» **What the task requires**: Give every line from the entries that contains "цикл".

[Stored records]
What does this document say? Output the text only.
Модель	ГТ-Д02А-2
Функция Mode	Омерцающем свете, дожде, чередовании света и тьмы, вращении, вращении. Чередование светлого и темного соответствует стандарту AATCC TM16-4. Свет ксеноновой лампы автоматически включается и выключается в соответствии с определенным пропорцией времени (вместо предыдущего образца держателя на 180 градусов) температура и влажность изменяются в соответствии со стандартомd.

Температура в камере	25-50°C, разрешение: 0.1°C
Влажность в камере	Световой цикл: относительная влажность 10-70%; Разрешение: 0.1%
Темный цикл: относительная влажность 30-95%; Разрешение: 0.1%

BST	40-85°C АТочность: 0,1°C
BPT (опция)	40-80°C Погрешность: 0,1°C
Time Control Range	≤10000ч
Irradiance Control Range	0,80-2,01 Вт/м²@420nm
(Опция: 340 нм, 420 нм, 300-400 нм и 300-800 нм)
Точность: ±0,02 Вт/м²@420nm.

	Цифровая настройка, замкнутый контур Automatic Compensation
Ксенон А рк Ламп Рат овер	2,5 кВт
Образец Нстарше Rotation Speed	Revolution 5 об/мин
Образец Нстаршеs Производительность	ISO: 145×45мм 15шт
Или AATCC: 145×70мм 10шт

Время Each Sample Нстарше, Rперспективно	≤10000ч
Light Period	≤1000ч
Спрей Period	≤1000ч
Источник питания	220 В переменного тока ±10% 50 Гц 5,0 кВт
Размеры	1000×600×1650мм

» **Response for this exercise**:
Влажность в камере	Световой цикл: относительная влажность 10-70%; Разрешение: 0.1%
Темный цикл: относительная влажность 30-95%; Разрешение: 0.1%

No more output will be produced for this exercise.